[Exercise directions]
Identify the lines containing the word "acute". Copy each one.

[Data records]
---------------

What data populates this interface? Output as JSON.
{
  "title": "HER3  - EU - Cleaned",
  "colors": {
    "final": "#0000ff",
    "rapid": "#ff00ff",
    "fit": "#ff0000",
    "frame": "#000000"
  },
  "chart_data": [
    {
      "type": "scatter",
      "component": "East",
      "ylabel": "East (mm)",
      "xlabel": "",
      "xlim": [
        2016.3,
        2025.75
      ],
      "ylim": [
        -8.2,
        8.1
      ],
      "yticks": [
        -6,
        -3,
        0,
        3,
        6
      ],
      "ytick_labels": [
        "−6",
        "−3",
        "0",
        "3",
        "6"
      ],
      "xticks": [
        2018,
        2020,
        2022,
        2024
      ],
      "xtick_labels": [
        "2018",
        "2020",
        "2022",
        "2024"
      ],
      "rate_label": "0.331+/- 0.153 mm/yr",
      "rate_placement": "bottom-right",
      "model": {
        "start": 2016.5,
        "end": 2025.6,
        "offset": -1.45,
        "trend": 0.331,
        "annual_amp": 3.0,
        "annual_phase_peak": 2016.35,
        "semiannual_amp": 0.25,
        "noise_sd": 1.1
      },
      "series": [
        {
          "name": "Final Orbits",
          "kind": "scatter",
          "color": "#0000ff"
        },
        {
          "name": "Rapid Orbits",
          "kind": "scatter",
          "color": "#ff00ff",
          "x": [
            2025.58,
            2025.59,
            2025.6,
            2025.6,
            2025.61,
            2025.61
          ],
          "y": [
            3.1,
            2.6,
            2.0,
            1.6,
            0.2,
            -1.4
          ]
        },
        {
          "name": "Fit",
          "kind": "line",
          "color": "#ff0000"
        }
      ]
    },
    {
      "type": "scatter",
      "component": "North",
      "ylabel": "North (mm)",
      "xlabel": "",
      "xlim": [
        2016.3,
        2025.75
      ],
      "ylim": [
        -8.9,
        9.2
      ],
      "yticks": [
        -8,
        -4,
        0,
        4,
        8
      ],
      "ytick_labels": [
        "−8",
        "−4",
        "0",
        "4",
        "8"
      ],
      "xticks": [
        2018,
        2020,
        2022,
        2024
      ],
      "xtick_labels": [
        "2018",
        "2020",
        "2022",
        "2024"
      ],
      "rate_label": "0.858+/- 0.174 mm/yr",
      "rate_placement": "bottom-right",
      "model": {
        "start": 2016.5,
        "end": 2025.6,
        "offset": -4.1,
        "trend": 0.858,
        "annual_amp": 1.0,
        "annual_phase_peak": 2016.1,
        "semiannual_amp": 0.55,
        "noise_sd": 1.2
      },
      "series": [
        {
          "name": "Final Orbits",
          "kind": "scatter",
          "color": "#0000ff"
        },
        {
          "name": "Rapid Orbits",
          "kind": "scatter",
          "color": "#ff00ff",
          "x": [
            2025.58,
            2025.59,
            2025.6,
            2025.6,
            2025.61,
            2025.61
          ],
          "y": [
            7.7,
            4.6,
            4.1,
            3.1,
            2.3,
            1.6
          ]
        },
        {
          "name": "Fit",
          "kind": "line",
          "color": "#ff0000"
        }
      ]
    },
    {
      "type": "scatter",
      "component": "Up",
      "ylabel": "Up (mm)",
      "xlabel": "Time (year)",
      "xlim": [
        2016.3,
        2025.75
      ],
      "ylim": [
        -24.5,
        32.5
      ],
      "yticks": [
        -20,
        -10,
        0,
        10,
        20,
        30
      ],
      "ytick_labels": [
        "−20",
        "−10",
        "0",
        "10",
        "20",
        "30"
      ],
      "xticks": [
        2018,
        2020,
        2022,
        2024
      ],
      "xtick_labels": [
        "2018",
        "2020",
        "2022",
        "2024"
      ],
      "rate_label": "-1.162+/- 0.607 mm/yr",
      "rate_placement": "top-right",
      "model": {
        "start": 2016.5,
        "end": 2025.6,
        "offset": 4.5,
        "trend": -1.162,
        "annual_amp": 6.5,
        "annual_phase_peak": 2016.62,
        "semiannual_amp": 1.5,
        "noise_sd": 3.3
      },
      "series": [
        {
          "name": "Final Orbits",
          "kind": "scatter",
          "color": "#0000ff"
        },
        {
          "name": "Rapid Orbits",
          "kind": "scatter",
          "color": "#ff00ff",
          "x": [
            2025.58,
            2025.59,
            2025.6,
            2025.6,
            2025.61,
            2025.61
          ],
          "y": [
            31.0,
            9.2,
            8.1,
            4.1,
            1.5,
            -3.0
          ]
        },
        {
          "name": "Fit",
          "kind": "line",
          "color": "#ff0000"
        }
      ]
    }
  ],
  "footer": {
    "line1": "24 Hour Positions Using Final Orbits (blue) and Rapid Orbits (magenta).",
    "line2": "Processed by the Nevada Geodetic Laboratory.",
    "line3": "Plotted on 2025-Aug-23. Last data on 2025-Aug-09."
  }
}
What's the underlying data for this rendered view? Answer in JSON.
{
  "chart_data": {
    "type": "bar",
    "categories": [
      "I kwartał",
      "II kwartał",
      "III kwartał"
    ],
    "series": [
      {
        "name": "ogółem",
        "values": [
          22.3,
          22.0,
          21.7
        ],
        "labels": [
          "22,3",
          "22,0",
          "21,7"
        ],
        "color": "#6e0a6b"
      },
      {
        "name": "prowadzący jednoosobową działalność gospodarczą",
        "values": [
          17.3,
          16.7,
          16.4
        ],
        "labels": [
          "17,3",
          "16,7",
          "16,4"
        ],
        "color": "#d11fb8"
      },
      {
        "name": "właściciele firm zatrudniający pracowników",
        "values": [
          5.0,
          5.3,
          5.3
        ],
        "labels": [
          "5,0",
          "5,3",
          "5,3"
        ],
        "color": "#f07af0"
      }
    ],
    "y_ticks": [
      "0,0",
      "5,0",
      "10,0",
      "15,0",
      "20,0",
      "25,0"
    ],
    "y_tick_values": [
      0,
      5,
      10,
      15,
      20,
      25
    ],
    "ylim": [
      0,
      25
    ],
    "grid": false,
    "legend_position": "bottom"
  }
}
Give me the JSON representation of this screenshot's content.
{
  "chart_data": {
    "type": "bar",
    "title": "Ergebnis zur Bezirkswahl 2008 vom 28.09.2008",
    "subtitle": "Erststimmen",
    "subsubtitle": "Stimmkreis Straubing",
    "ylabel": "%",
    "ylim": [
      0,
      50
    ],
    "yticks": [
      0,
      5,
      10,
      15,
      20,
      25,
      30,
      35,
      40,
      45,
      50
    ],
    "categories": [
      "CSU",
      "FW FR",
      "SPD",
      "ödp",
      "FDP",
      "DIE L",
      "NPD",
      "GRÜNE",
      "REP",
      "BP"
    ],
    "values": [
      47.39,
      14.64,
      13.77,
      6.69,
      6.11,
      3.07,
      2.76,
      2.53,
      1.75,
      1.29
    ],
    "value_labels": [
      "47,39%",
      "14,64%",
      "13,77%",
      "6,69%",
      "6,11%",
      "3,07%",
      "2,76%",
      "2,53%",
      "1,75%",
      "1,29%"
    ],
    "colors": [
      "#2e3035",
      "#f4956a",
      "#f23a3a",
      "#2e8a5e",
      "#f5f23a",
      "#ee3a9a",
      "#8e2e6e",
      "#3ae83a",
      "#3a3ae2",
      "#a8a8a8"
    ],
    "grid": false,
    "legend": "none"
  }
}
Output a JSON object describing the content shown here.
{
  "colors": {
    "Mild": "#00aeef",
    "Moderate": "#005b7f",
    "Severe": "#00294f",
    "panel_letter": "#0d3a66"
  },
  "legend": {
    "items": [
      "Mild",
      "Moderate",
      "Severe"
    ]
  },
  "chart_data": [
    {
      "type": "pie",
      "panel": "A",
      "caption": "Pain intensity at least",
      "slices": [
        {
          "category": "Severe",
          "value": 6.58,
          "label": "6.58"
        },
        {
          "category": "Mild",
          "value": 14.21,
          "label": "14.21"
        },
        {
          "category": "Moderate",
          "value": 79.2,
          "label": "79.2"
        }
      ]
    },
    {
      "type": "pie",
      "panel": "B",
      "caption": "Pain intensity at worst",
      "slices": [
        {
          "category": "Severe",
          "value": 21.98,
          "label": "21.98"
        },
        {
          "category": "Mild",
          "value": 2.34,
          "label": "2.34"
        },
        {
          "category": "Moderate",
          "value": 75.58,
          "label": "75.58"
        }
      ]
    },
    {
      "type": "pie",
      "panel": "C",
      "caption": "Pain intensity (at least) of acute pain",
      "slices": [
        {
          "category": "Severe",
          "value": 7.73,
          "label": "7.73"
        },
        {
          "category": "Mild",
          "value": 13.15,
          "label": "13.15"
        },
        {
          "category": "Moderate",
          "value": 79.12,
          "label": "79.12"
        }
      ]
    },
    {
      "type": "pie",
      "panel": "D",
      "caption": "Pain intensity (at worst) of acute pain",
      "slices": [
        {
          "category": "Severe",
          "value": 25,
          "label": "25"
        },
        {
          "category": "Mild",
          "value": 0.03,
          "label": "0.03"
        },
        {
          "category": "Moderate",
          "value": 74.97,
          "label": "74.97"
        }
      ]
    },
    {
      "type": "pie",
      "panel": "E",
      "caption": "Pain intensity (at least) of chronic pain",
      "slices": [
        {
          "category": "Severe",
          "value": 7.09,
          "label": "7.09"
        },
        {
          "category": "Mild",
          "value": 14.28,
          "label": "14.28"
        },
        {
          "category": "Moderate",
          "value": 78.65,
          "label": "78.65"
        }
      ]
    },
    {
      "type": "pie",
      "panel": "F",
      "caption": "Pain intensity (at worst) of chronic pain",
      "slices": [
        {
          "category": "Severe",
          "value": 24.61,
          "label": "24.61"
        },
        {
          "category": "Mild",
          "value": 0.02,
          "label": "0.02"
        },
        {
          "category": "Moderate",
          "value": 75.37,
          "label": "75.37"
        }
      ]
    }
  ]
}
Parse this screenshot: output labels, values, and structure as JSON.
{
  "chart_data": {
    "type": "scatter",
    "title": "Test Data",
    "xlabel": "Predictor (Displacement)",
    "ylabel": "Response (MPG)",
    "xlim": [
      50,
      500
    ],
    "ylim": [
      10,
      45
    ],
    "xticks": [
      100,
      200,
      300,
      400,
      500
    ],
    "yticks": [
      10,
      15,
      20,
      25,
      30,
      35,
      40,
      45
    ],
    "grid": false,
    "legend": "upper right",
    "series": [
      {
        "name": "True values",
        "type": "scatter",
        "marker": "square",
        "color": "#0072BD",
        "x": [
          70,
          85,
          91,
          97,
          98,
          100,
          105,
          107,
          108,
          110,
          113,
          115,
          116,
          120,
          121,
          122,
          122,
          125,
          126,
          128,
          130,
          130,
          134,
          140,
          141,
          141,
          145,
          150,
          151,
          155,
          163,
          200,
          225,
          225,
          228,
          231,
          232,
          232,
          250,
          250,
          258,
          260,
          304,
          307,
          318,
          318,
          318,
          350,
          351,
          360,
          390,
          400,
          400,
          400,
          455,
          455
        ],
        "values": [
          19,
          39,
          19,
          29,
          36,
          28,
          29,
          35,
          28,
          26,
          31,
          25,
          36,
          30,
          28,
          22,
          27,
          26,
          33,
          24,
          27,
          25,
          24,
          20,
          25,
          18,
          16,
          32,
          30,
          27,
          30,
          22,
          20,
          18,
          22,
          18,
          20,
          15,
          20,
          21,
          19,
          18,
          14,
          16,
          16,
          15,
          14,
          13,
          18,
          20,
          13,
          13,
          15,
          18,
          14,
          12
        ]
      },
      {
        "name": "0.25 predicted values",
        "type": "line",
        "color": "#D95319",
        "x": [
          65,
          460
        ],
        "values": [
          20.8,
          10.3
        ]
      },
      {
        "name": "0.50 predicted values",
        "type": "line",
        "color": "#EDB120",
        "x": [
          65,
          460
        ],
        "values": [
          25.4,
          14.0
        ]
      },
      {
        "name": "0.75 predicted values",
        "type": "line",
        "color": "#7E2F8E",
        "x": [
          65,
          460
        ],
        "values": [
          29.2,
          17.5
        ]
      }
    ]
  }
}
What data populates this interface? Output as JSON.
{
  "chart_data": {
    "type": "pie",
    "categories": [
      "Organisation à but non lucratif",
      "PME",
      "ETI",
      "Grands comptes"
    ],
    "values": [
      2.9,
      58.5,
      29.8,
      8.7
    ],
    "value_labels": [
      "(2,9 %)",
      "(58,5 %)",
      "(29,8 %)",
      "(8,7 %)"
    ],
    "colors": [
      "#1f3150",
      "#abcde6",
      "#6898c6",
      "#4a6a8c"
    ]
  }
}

---------------

[Exercise answer]
      "caption": "Pain intensity (at least) of acute pain",
      "caption": "Pain intensity (at worst) of acute pain",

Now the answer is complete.